**Direction**
Output the full listing below exactly, without the pictures.

[Dataset records]
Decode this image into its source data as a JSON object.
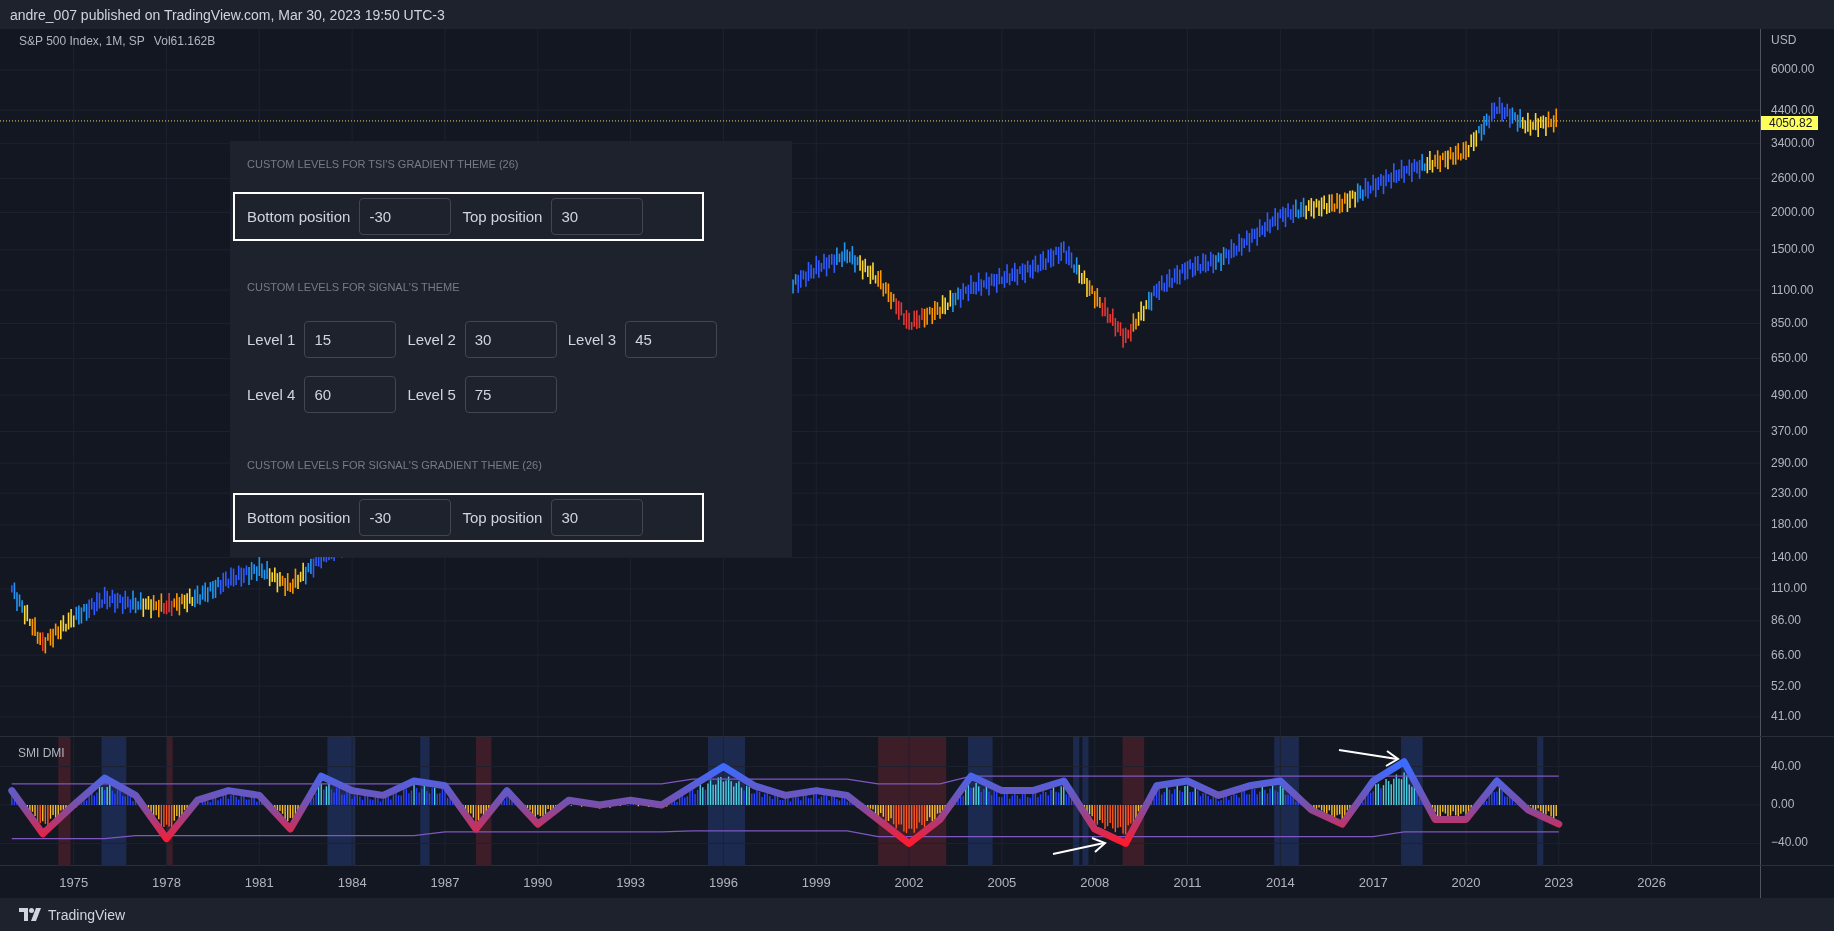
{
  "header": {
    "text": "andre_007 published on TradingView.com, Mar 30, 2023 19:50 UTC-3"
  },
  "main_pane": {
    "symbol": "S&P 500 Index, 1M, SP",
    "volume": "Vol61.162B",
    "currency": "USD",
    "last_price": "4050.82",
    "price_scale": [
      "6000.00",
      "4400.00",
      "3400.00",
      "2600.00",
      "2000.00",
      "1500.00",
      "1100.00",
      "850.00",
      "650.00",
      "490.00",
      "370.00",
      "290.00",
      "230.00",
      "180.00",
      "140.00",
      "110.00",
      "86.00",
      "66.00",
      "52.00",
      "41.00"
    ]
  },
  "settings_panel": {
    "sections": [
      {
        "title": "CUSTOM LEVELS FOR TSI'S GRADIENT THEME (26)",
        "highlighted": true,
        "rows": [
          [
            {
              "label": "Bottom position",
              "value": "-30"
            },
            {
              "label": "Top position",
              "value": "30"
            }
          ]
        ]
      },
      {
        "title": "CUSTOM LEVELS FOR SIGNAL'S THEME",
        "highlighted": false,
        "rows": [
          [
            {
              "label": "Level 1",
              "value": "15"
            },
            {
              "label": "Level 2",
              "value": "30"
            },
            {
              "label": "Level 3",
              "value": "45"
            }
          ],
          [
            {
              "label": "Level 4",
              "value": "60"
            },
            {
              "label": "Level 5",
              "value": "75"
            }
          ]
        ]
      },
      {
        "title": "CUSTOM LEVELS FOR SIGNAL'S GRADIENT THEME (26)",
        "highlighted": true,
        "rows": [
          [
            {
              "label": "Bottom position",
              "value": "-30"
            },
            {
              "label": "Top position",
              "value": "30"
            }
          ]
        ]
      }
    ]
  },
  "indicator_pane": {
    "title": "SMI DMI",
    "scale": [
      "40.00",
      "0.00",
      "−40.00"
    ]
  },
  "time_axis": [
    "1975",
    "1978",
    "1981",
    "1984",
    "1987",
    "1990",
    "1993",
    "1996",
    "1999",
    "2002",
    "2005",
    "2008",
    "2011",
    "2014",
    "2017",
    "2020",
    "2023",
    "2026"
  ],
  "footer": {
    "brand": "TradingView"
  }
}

**Task output**
Decode this image into its source data as a JSON object.
{
  "header": {
    "text": "andre_007 published on TradingView.com, Mar 30, 2023 19:50 UTC-3"
  },
  "main_pane": {
    "symbol": "S&P 500 Index, 1M, SP",
    "volume": "Vol61.162B",
    "currency": "USD",
    "last_price": "4050.82",
    "price_scale": [
      "6000.00",
      "4400.00",
      "3400.00",
      "2600.00",
      "2000.00",
      "1500.00",
      "1100.00",
      "850.00",
      "650.00",
      "490.00",
      "370.00",
      "290.00",
      "230.00",
      "180.00",
      "140.00",
      "110.00",
      "86.00",
      "66.00",
      "52.00",
      "41.00"
    ]
  },
  "settings_panel": {
    "sections": [
      {
        "title": "CUSTOM LEVELS FOR TSI'S GRADIENT THEME (26)",
        "highlighted": true,
        "rows": [
          [
            {
              "label": "Bottom position",
              "value": "-30"
            },
            {
              "label": "Top position",
              "value": "30"
            }
          ]
        ]
      },
      {
        "title": "CUSTOM LEVELS FOR SIGNAL'S THEME",
        "highlighted": false,
        "rows": [
          [
            {
              "label": "Level 1",
              "value": "15"
            },
            {
              "label": "Level 2",
              "value": "30"
            },
            {
              "label": "Level 3",
              "value": "45"
            }
          ],
          [
            {
              "label": "Level 4",
              "value": "60"
            },
            {
              "label": "Level 5",
              "value": "75"
            }
          ]
        ]
      },
      {
        "title": "CUSTOM LEVELS FOR SIGNAL'S GRADIENT THEME (26)",
        "highlighted": true,
        "rows": [
          [
            {
              "label": "Bottom position",
              "value": "-30"
            },
            {
              "label": "Top position",
              "value": "30"
            }
          ]
        ]
      }
    ]
  },
  "indicator_pane": {
    "title": "SMI DMI",
    "scale": [
      "40.00",
      "0.00",
      "−40.00"
    ]
  },
  "time_axis": [
    "1975",
    "1978",
    "1981",
    "1984",
    "1987",
    "1990",
    "1993",
    "1996",
    "1999",
    "2002",
    "2005",
    "2008",
    "2011",
    "2014",
    "2017",
    "2020",
    "2023",
    "2026"
  ],
  "footer": {
    "brand": "TradingView"
  }
}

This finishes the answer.